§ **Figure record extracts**
+--

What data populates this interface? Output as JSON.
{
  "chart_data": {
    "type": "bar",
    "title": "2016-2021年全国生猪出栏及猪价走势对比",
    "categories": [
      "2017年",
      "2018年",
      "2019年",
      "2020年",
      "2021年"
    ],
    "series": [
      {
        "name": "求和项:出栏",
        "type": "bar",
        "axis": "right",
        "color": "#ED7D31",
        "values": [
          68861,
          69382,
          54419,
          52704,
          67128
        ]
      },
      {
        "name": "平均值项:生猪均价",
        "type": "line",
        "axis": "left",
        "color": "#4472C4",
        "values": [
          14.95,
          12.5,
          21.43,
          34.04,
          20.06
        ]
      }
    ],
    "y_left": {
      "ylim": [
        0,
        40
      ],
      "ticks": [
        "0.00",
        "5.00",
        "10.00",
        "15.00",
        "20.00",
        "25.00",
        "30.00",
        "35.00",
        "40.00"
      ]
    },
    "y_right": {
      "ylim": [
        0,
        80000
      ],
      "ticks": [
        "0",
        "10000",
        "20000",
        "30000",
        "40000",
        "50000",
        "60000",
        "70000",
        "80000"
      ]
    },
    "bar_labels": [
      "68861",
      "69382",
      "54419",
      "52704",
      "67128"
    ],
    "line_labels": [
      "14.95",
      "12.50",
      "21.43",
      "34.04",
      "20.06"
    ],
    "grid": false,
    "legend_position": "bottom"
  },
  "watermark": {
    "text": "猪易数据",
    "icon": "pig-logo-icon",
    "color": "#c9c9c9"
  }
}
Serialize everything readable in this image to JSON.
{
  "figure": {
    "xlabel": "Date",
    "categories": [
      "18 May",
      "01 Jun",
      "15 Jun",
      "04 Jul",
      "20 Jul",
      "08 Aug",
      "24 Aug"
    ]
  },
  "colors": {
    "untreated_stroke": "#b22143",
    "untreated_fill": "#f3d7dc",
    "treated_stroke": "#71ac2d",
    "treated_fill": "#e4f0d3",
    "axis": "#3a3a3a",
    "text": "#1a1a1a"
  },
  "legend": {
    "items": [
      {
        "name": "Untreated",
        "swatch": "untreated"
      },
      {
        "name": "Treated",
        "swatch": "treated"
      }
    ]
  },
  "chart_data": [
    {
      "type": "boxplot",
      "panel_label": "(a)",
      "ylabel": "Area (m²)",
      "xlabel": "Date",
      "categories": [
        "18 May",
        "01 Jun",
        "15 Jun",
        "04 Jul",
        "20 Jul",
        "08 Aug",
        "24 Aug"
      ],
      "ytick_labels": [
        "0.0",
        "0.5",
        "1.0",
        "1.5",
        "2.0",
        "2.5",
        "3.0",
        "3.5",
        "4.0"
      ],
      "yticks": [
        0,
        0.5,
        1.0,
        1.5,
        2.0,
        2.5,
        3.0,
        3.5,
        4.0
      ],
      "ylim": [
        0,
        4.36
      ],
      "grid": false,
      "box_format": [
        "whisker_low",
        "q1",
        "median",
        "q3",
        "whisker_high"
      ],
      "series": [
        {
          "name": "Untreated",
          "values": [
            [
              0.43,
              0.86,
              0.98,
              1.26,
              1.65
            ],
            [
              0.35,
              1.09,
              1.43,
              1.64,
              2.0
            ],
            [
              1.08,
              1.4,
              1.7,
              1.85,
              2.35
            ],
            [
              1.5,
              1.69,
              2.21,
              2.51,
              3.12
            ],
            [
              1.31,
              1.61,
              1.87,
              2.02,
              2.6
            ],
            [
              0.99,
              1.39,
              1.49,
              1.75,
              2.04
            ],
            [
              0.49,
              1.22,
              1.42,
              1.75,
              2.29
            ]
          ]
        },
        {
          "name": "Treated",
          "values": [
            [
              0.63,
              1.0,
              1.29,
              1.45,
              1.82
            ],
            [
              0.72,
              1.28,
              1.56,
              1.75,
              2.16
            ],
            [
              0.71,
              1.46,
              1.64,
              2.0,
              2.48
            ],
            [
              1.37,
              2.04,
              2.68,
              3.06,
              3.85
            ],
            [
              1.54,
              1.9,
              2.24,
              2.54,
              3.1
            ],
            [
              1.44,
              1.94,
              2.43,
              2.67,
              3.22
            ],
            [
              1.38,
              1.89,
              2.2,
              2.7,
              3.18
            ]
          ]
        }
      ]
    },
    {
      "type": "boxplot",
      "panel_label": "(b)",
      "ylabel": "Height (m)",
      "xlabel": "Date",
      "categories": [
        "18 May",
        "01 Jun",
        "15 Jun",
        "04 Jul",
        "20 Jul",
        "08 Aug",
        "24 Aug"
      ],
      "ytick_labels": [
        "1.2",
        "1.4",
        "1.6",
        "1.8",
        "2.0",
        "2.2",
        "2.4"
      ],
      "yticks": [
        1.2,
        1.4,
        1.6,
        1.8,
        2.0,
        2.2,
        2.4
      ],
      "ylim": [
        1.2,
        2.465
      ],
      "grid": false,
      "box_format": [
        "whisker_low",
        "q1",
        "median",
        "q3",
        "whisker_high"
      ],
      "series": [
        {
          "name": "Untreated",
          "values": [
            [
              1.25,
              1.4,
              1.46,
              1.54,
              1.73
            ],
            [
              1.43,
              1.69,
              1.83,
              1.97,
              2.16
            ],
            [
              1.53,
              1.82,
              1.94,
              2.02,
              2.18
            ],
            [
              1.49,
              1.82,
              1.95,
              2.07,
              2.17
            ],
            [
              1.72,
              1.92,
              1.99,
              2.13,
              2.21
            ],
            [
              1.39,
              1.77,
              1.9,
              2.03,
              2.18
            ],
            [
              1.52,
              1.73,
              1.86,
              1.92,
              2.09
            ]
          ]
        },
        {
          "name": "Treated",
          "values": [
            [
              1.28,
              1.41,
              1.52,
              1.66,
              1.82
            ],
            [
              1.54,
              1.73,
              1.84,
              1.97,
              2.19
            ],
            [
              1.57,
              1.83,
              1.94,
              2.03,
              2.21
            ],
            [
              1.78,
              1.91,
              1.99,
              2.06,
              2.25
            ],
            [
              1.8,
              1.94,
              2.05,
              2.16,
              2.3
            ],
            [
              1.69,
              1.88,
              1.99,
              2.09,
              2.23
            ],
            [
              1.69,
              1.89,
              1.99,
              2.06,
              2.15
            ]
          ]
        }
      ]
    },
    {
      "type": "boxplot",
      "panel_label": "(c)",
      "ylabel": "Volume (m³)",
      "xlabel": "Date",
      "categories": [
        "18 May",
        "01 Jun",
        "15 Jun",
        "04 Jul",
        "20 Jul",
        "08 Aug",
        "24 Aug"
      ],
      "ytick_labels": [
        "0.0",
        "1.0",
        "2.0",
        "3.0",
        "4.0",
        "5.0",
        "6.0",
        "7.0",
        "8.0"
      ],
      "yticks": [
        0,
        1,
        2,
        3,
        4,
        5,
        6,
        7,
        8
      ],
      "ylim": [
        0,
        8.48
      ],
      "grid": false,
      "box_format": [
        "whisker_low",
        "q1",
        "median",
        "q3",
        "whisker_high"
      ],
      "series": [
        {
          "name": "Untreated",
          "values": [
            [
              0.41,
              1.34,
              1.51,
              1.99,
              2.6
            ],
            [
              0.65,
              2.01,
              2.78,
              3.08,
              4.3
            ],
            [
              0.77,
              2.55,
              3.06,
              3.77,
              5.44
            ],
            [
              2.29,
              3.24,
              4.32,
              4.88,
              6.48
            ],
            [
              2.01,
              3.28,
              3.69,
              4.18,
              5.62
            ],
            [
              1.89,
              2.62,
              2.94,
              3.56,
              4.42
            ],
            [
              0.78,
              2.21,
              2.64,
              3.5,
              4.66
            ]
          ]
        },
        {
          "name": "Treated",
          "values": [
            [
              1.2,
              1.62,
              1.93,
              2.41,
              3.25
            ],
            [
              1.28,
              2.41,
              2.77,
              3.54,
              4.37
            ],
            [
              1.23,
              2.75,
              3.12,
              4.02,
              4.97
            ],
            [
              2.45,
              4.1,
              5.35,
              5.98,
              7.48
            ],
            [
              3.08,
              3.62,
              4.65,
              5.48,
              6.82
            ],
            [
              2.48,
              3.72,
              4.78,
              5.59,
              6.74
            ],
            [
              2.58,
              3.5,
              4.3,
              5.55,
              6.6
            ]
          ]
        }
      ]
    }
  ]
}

+--

§ **The task**
Pick out every line holding the string "ylabel" and return it.

§ **Answer to this problem**
      "ylabel": "Area (m²)",
      "ylabel": "Height (m)",
      "ylabel": "Volume (m³)",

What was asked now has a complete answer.